Set task
Repeat all entries exactly.

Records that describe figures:
════════

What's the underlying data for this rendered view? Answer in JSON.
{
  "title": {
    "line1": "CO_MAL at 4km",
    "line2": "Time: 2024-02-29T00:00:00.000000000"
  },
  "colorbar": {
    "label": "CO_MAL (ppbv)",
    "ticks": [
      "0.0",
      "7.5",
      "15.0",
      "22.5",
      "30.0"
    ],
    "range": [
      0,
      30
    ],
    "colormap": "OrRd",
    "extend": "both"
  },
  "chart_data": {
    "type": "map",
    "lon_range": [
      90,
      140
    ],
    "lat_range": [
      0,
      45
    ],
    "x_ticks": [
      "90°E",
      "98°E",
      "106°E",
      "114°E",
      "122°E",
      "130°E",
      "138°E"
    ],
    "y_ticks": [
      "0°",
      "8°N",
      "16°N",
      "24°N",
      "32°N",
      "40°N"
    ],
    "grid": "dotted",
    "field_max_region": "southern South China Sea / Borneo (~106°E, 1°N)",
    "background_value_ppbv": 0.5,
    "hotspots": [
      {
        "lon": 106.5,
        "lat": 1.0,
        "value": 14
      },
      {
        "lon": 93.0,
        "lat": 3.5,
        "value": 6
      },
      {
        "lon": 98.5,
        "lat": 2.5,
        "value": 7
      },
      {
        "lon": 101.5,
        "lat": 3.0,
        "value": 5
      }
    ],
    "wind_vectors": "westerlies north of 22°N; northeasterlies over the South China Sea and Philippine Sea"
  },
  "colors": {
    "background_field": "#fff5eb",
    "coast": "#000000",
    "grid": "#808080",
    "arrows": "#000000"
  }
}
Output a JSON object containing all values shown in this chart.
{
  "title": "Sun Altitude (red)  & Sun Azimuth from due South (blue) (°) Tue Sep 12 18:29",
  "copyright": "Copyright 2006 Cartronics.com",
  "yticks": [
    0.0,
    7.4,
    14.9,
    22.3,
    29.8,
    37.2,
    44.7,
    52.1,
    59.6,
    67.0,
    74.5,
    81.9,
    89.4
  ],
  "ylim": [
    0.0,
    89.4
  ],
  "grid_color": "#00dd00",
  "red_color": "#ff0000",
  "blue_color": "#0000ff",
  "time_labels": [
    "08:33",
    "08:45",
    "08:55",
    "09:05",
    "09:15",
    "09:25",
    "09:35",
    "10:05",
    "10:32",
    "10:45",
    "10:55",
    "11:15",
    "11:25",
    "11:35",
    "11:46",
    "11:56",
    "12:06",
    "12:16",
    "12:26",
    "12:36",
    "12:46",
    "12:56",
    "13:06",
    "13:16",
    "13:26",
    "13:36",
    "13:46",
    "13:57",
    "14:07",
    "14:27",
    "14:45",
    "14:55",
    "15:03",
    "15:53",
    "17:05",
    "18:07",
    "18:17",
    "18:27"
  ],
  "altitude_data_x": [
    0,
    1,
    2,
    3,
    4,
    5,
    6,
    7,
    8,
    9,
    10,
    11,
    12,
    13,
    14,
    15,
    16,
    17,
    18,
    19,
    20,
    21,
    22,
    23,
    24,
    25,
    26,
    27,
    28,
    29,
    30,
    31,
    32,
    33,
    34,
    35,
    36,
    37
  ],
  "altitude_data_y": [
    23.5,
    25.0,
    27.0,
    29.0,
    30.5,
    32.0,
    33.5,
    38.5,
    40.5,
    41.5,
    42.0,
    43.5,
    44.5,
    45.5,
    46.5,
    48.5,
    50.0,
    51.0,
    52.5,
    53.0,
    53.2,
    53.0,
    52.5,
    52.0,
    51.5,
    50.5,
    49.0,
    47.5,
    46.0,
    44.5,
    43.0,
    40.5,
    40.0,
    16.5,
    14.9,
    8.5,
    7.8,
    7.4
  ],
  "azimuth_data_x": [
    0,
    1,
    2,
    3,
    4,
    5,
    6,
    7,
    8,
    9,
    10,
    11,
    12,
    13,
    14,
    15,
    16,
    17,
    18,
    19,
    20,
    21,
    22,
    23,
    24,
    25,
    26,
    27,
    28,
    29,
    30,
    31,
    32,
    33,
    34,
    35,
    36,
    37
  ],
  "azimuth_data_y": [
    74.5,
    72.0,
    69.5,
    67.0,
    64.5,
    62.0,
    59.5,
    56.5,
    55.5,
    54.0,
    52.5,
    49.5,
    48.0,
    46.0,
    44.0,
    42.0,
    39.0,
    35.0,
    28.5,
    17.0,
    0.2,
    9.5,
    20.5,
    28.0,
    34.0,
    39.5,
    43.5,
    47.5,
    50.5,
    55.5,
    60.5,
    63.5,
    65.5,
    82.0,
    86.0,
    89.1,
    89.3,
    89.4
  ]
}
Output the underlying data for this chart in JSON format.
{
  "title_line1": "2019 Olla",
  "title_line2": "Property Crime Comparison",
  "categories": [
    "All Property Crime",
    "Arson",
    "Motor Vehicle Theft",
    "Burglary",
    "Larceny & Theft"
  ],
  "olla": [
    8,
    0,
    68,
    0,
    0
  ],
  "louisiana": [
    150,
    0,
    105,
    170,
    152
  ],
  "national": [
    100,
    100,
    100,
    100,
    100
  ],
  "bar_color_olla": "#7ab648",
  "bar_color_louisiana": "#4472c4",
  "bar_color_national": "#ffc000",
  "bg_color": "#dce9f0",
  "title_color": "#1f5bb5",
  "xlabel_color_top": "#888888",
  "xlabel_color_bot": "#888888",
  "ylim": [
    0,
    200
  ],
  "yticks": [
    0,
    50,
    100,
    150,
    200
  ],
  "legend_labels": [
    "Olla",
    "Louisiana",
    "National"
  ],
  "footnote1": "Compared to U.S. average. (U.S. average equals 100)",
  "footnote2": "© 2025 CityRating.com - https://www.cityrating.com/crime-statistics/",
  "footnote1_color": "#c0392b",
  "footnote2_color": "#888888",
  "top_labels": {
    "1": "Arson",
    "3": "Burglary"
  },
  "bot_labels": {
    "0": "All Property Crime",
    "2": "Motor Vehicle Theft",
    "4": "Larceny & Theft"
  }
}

════════

Full output
What's the underlying data for this rendered view? Answer in JSON.
{
  "title": {
    "line1": "CO_MAL at 4km",
    "line2": "Time: 2024-02-29T00:00:00.000000000"
  },
  "colorbar": {
    "label": "CO_MAL (ppbv)",
    "ticks": [
      "0.0",
      "7.5",
      "15.0",
      "22.5",
      "30.0"
    ],
    "range": [
      0,
      30
    ],
    "colormap": "OrRd",
    "extend": "both"
  },
  "chart_data": {
    "type": "map",
    "lon_range": [
      90,
      140
    ],
    "lat_range": [
      0,
      45
    ],
    "x_ticks": [
      "90°E",
      "98°E",
      "106°E",
      "114°E",
      "122°E",
      "130°E",
      "138°E"
    ],
    "y_ticks": [
      "0°",
      "8°N",
      "16°N",
      "24°N",
      "32°N",
      "40°N"
    ],
    "grid": "dotted",
    "field_max_region": "southern South China Sea / Borneo (~106°E, 1°N)",
    "background_value_ppbv": 0.5,
    "hotspots": [
      {
        "lon": 106.5,
        "lat": 1.0,
        "value": 14
      },
      {
        "lon": 93.0,
        "lat": 3.5,
        "value": 6
      },
      {
        "lon": 98.5,
        "lat": 2.5,
        "value": 7
      },
      {
        "lon": 101.5,
        "lat": 3.0,
        "value": 5
      }
    ],
    "wind_vectors": "westerlies north of 22°N; northeasterlies over the South China Sea and Philippine Sea"
  },
  "colors": {
    "background_field": "#fff5eb",
    "coast": "#000000",
    "grid": "#808080",
    "arrows": "#000000"
  }
}
Output a JSON object containing all values shown in this chart.
{
  "title": "Sun Altitude (red)  & Sun Azimuth from due South (blue) (°) Tue Sep 12 18:29",
  "copyright": "Copyright 2006 Cartronics.com",
  "yticks": [
    0.0,
    7.4,
    14.9,
    22.3,
    29.8,
    37.2,
    44.7,
    52.1,
    59.6,
    67.0,
    74.5,
    81.9,
    89.4
  ],
  "ylim": [
    0.0,
    89.4
  ],
  "grid_color": "#00dd00",
  "red_color": "#ff0000",
  "blue_color": "#0000ff",
  "time_labels": [
    "08:33",
    "08:45",
    "08:55",
    "09:05",
    "09:15",
    "09:25",
    "09:35",
    "10:05",
    "10:32",
    "10:45",
    "10:55",
    "11:15",
    "11:25",
    "11:35",
    "11:46",
    "11:56",
    "12:06",
    "12:16",
    "12:26",
    "12:36",
    "12:46",
    "12:56",
    "13:06",
    "13:16",
    "13:26",
    "13:36",
    "13:46",
    "13:57",
    "14:07",
    "14:27",
    "14:45",
    "14:55",
    "15:03",
    "15:53",
    "17:05",
    "18:07",
    "18:17",
    "18:27"
  ],
  "altitude_data_x": [
    0,
    1,
    2,
    3,
    4,
    5,
    6,
    7,
    8,
    9,
    10,
    11,
    12,
    13,
    14,
    15,
    16,
    17,
    18,
    19,
    20,
    21,
    22,
    23,
    24,
    25,
    26,
    27,
    28,
    29,
    30,
    31,
    32,
    33,
    34,
    35,
    36,
    37
  ],
  "altitude_data_y": [
    23.5,
    25.0,
    27.0,
    29.0,
    30.5,
    32.0,
    33.5,
    38.5,
    40.5,
    41.5,
    42.0,
    43.5,
    44.5,
    45.5,
    46.5,
    48.5,
    50.0,
    51.0,
    52.5,
    53.0,
    53.2,
    53.0,
    52.5,
    52.0,
    51.5,
    50.5,
    49.0,
    47.5,
    46.0,
    44.5,
    43.0,
    40.5,
    40.0,
    16.5,
    14.9,
    8.5,
    7.8,
    7.4
  ],
  "azimuth_data_x": [
    0,
    1,
    2,
    3,
    4,
    5,
    6,
    7,
    8,
    9,
    10,
    11,
    12,
    13,
    14,
    15,
    16,
    17,
    18,
    19,
    20,
    21,
    22,
    23,
    24,
    25,
    26,
    27,
    28,
    29,
    30,
    31,
    32,
    33,
    34,
    35,
    36,
    37
  ],
  "azimuth_data_y": [
    74.5,
    72.0,
    69.5,
    67.0,
    64.5,
    62.0,
    59.5,
    56.5,
    55.5,
    54.0,
    52.5,
    49.5,
    48.0,
    46.0,
    44.0,
    42.0,
    39.0,
    35.0,
    28.5,
    17.0,
    0.2,
    9.5,
    20.5,
    28.0,
    34.0,
    39.5,
    43.5,
    47.5,
    50.5,
    55.5,
    60.5,
    63.5,
    65.5,
    82.0,
    86.0,
    89.1,
    89.3,
    89.4
  ]
}
Output the underlying data for this chart in JSON format.
{
  "title_line1": "2019 Olla",
  "title_line2": "Property Crime Comparison",
  "categories": [
    "All Property Crime",
    "Arson",
    "Motor Vehicle Theft",
    "Burglary",
    "Larceny & Theft"
  ],
  "olla": [
    8,
    0,
    68,
    0,
    0
  ],
  "louisiana": [
    150,
    0,
    105,
    170,
    152
  ],
  "national": [
    100,
    100,
    100,
    100,
    100
  ],
  "bar_color_olla": "#7ab648",
  "bar_color_louisiana": "#4472c4",
  "bar_color_national": "#ffc000",
  "bg_color": "#dce9f0",
  "title_color": "#1f5bb5",
  "xlabel_color_top": "#888888",
  "xlabel_color_bot": "#888888",
  "ylim": [
    0,
    200
  ],
  "yticks": [
    0,
    50,
    100,
    150,
    200
  ],
  "legend_labels": [
    "Olla",
    "Louisiana",
    "National"
  ],
  "footnote1": "Compared to U.S. average. (U.S. average equals 100)",
  "footnote2": "© 2025 CityRating.com - https://www.cityrating.com/crime-statistics/",
  "footnote1_color": "#c0392b",
  "footnote2_color": "#888888",
  "top_labels": {
    "1": "Arson",
    "3": "Burglary"
  },
  "bot_labels": {
    "0": "All Property Crime",
    "2": "Motor Vehicle Theft",
    "4": "Larceny & Theft"
  }
}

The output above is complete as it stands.